-- START OF Extracted records --

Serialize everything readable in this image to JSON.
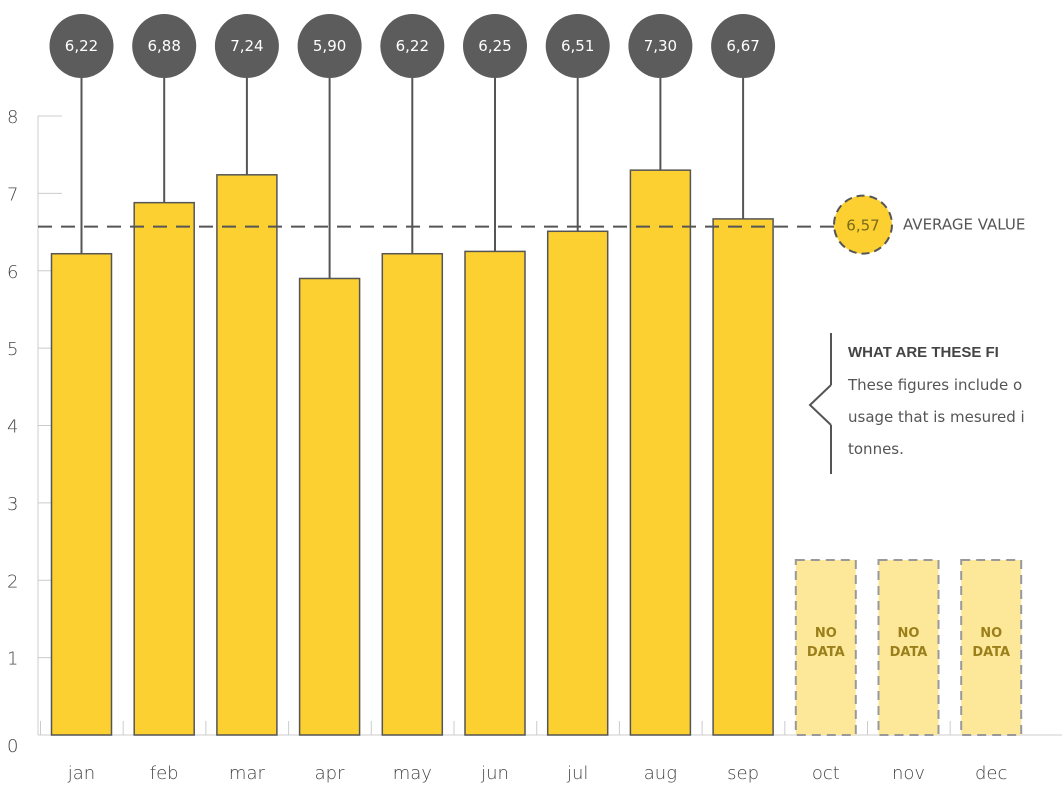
{
  "chart_data": {
    "type": "bar",
    "categories": [
      "jan",
      "feb",
      "mar",
      "apr",
      "may",
      "jun",
      "jul",
      "aug",
      "sep",
      "oct",
      "nov",
      "dec"
    ],
    "values": [
      6.22,
      6.88,
      7.24,
      5.9,
      6.22,
      6.25,
      6.51,
      7.3,
      6.67,
      null,
      null,
      null
    ],
    "value_labels": [
      "6,22",
      "6,88",
      "7,24",
      "5,90",
      "6,22",
      "6,25",
      "6,51",
      "7,30",
      "6,67",
      "",
      "",
      ""
    ],
    "no_data_label": [
      "NO",
      "DATA"
    ],
    "ylim": [
      0,
      8
    ],
    "yticks": [
      0,
      1,
      2,
      3,
      4,
      5,
      6,
      7,
      8
    ],
    "average": {
      "value": 6.57,
      "label": "6,57",
      "text": "AVERAGE VALUE"
    },
    "annotation": {
      "heading": "WHAT ARE THESE FI",
      "lines": [
        "These figures include o",
        "usage that is mesured i",
        "tonnes."
      ]
    },
    "title": "",
    "xlabel": "",
    "ylabel": "",
    "grid": false,
    "colors": {
      "bar": "#fbd030",
      "bar_stroke": "#555555",
      "no_data_fill": "#fde89a",
      "no_data_stroke": "#999999",
      "bubble": "#5c5c5c",
      "avg_line": "#555555",
      "text": "#444444"
    }
  }
}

-- END OF Extracted records --

Exercise brief
All of the entries need to be transcribed word for word; pictures are left out.

The result
Serialize everything readable in this image to JSON.
{
  "chart_data": {
    "type": "bar",
    "categories": [
      "jan",
      "feb",
      "mar",
      "apr",
      "may",
      "jun",
      "jul",
      "aug",
      "sep",
      "oct",
      "nov",
      "dec"
    ],
    "values": [
      6.22,
      6.88,
      7.24,
      5.9,
      6.22,
      6.25,
      6.51,
      7.3,
      6.67,
      null,
      null,
      null
    ],
    "value_labels": [
      "6,22",
      "6,88",
      "7,24",
      "5,90",
      "6,22",
      "6,25",
      "6,51",
      "7,30",
      "6,67",
      "",
      "",
      ""
    ],
    "no_data_label": [
      "NO",
      "DATA"
    ],
    "ylim": [
      0,
      8
    ],
    "yticks": [
      0,
      1,
      2,
      3,
      4,
      5,
      6,
      7,
      8
    ],
    "average": {
      "value": 6.57,
      "label": "6,57",
      "text": "AVERAGE VALUE"
    },
    "annotation": {
      "heading": "WHAT ARE THESE FI",
      "lines": [
        "These figures include o",
        "usage that is mesured i",
        "tonnes."
      ]
    },
    "title": "",
    "xlabel": "",
    "ylabel": "",
    "grid": false,
    "colors": {
      "bar": "#fbd030",
      "bar_stroke": "#555555",
      "no_data_fill": "#fde89a",
      "no_data_stroke": "#999999",
      "bubble": "#5c5c5c",
      "avg_line": "#555555",
      "text": "#444444"
    }
  }
}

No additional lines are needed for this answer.